- What to do
The records that follow need to be output exactly as they are.

================

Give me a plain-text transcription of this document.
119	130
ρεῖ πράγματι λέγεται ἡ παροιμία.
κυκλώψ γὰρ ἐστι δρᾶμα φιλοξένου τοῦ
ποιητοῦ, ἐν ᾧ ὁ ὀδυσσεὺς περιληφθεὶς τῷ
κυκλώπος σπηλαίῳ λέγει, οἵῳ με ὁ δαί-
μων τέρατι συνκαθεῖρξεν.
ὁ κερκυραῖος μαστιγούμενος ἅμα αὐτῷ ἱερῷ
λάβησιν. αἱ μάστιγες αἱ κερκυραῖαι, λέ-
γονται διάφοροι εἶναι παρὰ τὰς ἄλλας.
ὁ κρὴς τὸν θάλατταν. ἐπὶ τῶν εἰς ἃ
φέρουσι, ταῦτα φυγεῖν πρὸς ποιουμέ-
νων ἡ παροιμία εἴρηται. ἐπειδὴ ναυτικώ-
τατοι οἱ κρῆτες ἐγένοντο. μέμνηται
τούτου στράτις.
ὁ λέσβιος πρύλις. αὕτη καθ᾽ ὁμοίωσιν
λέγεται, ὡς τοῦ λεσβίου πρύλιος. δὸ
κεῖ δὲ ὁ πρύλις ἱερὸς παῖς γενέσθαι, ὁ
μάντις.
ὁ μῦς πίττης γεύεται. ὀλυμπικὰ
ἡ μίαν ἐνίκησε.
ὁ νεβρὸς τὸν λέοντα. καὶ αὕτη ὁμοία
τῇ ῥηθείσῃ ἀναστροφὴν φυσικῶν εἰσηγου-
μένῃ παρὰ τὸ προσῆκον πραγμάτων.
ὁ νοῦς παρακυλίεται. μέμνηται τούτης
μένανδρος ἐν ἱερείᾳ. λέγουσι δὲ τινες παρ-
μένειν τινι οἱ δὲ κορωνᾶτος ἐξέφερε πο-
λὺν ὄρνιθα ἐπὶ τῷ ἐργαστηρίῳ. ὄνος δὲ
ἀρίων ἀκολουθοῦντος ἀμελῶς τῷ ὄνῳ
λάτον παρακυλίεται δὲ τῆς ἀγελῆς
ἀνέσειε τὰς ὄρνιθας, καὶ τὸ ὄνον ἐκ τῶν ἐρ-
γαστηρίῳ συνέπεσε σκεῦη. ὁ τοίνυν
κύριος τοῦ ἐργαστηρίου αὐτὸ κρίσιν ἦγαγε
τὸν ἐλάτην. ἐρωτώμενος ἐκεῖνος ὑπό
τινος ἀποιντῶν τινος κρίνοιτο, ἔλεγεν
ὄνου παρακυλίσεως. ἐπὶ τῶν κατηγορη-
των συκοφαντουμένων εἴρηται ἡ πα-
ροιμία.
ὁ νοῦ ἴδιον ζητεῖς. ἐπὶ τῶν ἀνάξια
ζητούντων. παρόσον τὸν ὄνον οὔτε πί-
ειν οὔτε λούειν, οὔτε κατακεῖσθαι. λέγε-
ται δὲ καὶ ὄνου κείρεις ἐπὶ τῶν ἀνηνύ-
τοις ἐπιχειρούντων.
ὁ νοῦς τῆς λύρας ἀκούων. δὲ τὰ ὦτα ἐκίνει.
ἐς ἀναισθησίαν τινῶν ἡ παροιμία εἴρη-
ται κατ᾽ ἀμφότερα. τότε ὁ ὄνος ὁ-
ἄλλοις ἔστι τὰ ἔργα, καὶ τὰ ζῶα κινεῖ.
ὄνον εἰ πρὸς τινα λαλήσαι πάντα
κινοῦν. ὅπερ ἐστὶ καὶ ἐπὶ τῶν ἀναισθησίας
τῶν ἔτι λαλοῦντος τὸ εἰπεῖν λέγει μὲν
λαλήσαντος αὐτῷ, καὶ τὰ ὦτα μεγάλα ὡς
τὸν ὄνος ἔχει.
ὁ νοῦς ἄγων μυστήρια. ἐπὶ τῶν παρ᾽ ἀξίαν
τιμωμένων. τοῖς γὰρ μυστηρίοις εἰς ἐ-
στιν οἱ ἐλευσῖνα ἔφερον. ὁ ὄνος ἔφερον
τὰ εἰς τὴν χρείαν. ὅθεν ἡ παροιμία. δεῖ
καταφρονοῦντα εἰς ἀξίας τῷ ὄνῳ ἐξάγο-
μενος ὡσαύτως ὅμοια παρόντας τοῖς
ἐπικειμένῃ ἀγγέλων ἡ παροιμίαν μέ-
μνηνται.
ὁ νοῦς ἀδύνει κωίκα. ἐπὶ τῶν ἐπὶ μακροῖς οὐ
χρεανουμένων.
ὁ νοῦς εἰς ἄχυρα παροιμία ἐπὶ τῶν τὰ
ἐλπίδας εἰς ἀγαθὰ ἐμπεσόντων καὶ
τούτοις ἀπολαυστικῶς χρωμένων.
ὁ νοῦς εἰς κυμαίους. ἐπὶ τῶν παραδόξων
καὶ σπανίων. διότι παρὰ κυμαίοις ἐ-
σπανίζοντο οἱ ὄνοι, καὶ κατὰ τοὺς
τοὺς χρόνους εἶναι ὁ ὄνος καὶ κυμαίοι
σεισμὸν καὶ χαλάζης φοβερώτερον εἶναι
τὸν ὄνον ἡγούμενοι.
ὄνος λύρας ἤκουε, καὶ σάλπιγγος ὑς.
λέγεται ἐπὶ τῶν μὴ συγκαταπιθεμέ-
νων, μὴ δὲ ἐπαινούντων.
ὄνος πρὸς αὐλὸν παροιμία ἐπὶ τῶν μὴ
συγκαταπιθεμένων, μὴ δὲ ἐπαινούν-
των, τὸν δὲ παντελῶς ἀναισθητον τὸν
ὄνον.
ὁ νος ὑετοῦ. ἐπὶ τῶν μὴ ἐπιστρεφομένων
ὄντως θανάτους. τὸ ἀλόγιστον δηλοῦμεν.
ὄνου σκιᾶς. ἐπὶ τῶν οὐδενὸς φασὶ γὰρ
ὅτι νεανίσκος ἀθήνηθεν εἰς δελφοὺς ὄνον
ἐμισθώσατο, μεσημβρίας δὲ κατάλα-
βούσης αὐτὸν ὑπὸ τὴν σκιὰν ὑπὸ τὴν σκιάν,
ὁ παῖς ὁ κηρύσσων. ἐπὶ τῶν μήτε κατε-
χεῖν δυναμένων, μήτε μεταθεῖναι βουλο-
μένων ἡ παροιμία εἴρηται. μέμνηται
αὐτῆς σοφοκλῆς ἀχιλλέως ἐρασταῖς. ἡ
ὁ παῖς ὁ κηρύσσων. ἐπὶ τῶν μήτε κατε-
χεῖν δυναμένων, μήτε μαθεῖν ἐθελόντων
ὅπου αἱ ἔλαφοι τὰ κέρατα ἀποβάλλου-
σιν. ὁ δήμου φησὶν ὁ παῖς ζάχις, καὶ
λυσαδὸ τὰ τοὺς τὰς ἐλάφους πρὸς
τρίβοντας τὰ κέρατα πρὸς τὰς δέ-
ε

================

- Finished exercise
Give me a plain-text transcription of this document.
119	130
ρεῖ πράγματι λέγεται ἡ παροιμία.
κυκλώψ γὰρ ἐστι δρᾶμα φιλοξένου τοῦ
ποιητοῦ, ἐν ᾧ ὁ ὀδυσσεὺς περιληφθεὶς τῷ
κυκλώπος σπηλαίῳ λέγει, οἵῳ με ὁ δαί-
μων τέρατι συνκαθεῖρξεν.
ὁ κερκυραῖος μαστιγούμενος ἅμα αὐτῷ ἱερῷ
λάβησιν. αἱ μάστιγες αἱ κερκυραῖαι, λέ-
γονται διάφοροι εἶναι παρὰ τὰς ἄλλας.
ὁ κρὴς τὸν θάλατταν. ἐπὶ τῶν εἰς ἃ
φέρουσι, ταῦτα φυγεῖν πρὸς ποιουμέ-
νων ἡ παροιμία εἴρηται. ἐπειδὴ ναυτικώ-
τατοι οἱ κρῆτες ἐγένοντο. μέμνηται
τούτου στράτις.
ὁ λέσβιος πρύλις. αὕτη καθ᾽ ὁμοίωσιν
λέγεται, ὡς τοῦ λεσβίου πρύλιος. δὸ
κεῖ δὲ ὁ πρύλις ἱερὸς παῖς γενέσθαι, ὁ
μάντις.
ὁ μῦς πίττης γεύεται. ὀλυμπικὰ
ἡ μίαν ἐνίκησε.
ὁ νεβρὸς τὸν λέοντα. καὶ αὕτη ὁμοία
τῇ ῥηθείσῃ ἀναστροφὴν φυσικῶν εἰσηγου-
μένῃ παρὰ τὸ προσῆκον πραγμάτων.
ὁ νοῦς παρακυλίεται. μέμνηται τούτης
μένανδρος ἐν ἱερείᾳ. λέγουσι δὲ τινες παρ-
μένειν τινι οἱ δὲ κορωνᾶτος ἐξέφερε πο-
λὺν ὄρνιθα ἐπὶ τῷ ἐργαστηρίῳ. ὄνος δὲ
ἀρίων ἀκολουθοῦντος ἀμελῶς τῷ ὄνῳ
λάτον παρακυλίεται δὲ τῆς ἀγελῆς
ἀνέσειε τὰς ὄρνιθας, καὶ τὸ ὄνον ἐκ τῶν ἐρ-
γαστηρίῳ συνέπεσε σκεῦη. ὁ τοίνυν
κύριος τοῦ ἐργαστηρίου αὐτὸ κρίσιν ἦγαγε
τὸν ἐλάτην. ἐρωτώμενος ἐκεῖνος ὑπό
τινος ἀποιντῶν τινος κρίνοιτο, ἔλεγεν
ὄνου παρακυλίσεως. ἐπὶ τῶν κατηγορη-
των συκοφαντουμένων εἴρηται ἡ πα-
ροιμία.
ὁ νοῦ ἴδιον ζητεῖς. ἐπὶ τῶν ἀνάξια
ζητούντων. παρόσον τὸν ὄνον οὔτε πί-
ειν οὔτε λούειν, οὔτε κατακεῖσθαι. λέγε-
ται δὲ καὶ ὄνου κείρεις ἐπὶ τῶν ἀνηνύ-
τοις ἐπιχειρούντων.
ὁ νοῦς τῆς λύρας ἀκούων. δὲ τὰ ὦτα ἐκίνει.
ἐς ἀναισθησίαν τινῶν ἡ παροιμία εἴρη-
ται κατ᾽ ἀμφότερα. τότε ὁ ὄνος ὁ-
ἄλλοις ἔστι τὰ ἔργα, καὶ τὰ ζῶα κινεῖ.
ὄνον εἰ πρὸς τινα λαλήσαι πάντα
κινοῦν. ὅπερ ἐστὶ καὶ ἐπὶ τῶν ἀναισθησίας
τῶν ἔτι λαλοῦντος τὸ εἰπεῖν λέγει μὲν
λαλήσαντος αὐτῷ, καὶ τὰ ὦτα μεγάλα ὡς
τὸν ὄνος ἔχει.
ὁ νοῦς ἄγων μυστήρια. ἐπὶ τῶν παρ᾽ ἀξίαν
τιμωμένων. τοῖς γὰρ μυστηρίοις εἰς ἐ-
στιν οἱ ἐλευσῖνα ἔφερον. ὁ ὄνος ἔφερον
τὰ εἰς τὴν χρείαν. ὅθεν ἡ παροιμία. δεῖ
καταφρονοῦντα εἰς ἀξίας τῷ ὄνῳ ἐξάγο-
μενος ὡσαύτως ὅμοια παρόντας τοῖς
ἐπικειμένῃ ἀγγέλων ἡ παροιμίαν μέ-
μνηνται.
ὁ νοῦς ἀδύνει κωίκα. ἐπὶ τῶν ἐπὶ μακροῖς οὐ
χρεανουμένων.
ὁ νοῦς εἰς ἄχυρα παροιμία ἐπὶ τῶν τὰ
ἐλπίδας εἰς ἀγαθὰ ἐμπεσόντων καὶ
τούτοις ἀπολαυστικῶς χρωμένων.
ὁ νοῦς εἰς κυμαίους. ἐπὶ τῶν παραδόξων
καὶ σπανίων. διότι παρὰ κυμαίοις ἐ-
σπανίζοντο οἱ ὄνοι, καὶ κατὰ τοὺς
τοὺς χρόνους εἶναι ὁ ὄνος καὶ κυμαίοι
σεισμὸν καὶ χαλάζης φοβερώτερον εἶναι
τὸν ὄνον ἡγούμενοι.
ὄνος λύρας ἤκουε, καὶ σάλπιγγος ὑς.
λέγεται ἐπὶ τῶν μὴ συγκαταπιθεμέ-
νων, μὴ δὲ ἐπαινούντων.
ὄνος πρὸς αὐλὸν παροιμία ἐπὶ τῶν μὴ
συγκαταπιθεμένων, μὴ δὲ ἐπαινούν-
των, τὸν δὲ παντελῶς ἀναισθητον τὸν
ὄνον.
ὁ νος ὑετοῦ. ἐπὶ τῶν μὴ ἐπιστρεφομένων
ὄντως θανάτους. τὸ ἀλόγιστον δηλοῦμεν.
ὄνου σκιᾶς. ἐπὶ τῶν οὐδενὸς φασὶ γὰρ
ὅτι νεανίσκος ἀθήνηθεν εἰς δελφοὺς ὄνον
ἐμισθώσατο, μεσημβρίας δὲ κατάλα-
βούσης αὐτὸν ὑπὸ τὴν σκιὰν ὑπὸ τὴν σκιάν,
ὁ παῖς ὁ κηρύσσων. ἐπὶ τῶν μήτε κατε-
χεῖν δυναμένων, μήτε μεταθεῖναι βουλο-
μένων ἡ παροιμία εἴρηται. μέμνηται
αὐτῆς σοφοκλῆς ἀχιλλέως ἐρασταῖς. ἡ
ὁ παῖς ὁ κηρύσσων. ἐπὶ τῶν μήτε κατε-
χεῖν δυναμένων, μήτε μαθεῖν ἐθελόντων
ὅπου αἱ ἔλαφοι τὰ κέρατα ἀποβάλλου-
σιν. ὁ δήμου φησὶν ὁ παῖς ζάχις, καὶ
λυσαδὸ τὰ τοὺς τὰς ἐλάφους πρὸς
τρίβοντας τὰ κέρατα πρὸς τὰς δέ-
ε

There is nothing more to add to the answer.